<<<<

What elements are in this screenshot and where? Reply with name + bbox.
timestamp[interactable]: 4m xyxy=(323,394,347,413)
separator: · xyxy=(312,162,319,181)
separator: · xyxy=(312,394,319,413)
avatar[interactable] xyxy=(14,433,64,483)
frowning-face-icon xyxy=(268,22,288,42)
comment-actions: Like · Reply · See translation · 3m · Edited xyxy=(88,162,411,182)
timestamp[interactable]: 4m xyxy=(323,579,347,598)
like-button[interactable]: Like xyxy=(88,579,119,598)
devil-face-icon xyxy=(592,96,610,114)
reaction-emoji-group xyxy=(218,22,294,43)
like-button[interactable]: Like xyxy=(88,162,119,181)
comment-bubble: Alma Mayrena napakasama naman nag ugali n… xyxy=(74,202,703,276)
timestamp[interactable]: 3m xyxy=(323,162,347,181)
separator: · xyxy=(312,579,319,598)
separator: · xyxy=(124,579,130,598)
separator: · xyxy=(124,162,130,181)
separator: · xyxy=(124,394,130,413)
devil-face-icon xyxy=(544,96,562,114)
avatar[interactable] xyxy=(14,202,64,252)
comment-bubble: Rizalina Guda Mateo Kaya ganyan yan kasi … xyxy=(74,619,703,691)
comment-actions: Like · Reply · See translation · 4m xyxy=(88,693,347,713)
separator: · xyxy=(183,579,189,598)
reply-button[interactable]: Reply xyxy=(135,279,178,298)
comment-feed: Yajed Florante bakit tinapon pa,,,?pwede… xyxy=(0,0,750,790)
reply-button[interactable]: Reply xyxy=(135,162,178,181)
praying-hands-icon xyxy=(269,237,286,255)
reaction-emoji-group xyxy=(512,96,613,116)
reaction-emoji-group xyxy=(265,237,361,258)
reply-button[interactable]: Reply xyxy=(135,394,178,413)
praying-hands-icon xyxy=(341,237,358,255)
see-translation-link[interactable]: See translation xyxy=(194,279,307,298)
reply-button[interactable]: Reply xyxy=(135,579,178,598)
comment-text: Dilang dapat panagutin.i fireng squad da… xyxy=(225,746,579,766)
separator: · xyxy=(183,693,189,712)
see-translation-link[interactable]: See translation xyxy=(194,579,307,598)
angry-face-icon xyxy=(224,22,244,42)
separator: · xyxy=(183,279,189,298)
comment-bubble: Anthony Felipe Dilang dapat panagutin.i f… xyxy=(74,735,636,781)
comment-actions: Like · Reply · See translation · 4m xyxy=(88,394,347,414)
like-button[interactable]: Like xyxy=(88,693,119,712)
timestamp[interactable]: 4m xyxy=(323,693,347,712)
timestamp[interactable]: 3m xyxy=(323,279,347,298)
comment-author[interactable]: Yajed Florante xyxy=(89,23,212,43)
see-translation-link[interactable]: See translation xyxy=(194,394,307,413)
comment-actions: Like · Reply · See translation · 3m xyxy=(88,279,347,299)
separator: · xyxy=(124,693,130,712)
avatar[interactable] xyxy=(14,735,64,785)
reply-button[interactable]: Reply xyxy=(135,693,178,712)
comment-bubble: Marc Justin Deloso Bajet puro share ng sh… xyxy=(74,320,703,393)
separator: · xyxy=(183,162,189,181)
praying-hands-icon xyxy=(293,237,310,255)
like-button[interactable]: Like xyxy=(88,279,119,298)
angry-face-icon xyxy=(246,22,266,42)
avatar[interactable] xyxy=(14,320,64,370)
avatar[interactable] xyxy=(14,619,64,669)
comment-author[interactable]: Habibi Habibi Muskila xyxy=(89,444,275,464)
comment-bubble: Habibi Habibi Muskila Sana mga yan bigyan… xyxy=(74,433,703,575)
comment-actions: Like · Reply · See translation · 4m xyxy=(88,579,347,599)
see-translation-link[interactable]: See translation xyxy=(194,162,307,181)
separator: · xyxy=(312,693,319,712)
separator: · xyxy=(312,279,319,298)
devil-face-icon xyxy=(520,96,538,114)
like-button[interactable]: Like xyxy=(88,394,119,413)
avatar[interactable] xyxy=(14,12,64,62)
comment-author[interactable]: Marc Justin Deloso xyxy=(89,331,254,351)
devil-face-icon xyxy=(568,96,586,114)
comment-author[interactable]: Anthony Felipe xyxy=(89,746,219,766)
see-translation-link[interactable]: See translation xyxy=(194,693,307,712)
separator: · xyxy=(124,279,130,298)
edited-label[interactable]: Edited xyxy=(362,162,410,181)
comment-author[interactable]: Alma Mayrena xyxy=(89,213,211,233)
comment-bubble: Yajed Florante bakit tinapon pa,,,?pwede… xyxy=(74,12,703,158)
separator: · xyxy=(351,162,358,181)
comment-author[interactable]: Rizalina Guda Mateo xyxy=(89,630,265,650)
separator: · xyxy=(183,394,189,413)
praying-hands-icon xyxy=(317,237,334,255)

>>>>

> [练习要求]
从数据的第一行开始，到包含"timestamp[interactable]: 4m xyxy=(323,579,347,598)"的那一行为止（含首尾两行），把其中的"separator"替换为"divider"，其余内容原样保留，并重新写出这些行。

> [练习输出]
What elements are in this screenshot and where? Reply with name + bbox.
timestamp[interactable]: 4m xyxy=(323,394,347,413)
divider: · xyxy=(312,162,319,181)
divider: · xyxy=(312,394,319,413)
avatar[interactable] xyxy=(14,433,64,483)
frowning-face-icon xyxy=(268,22,288,42)
comment-actions: Like · Reply · See translation · 3m · Edited xyxy=(88,162,411,182)
timestamp[interactable]: 4m xyxy=(323,579,347,598)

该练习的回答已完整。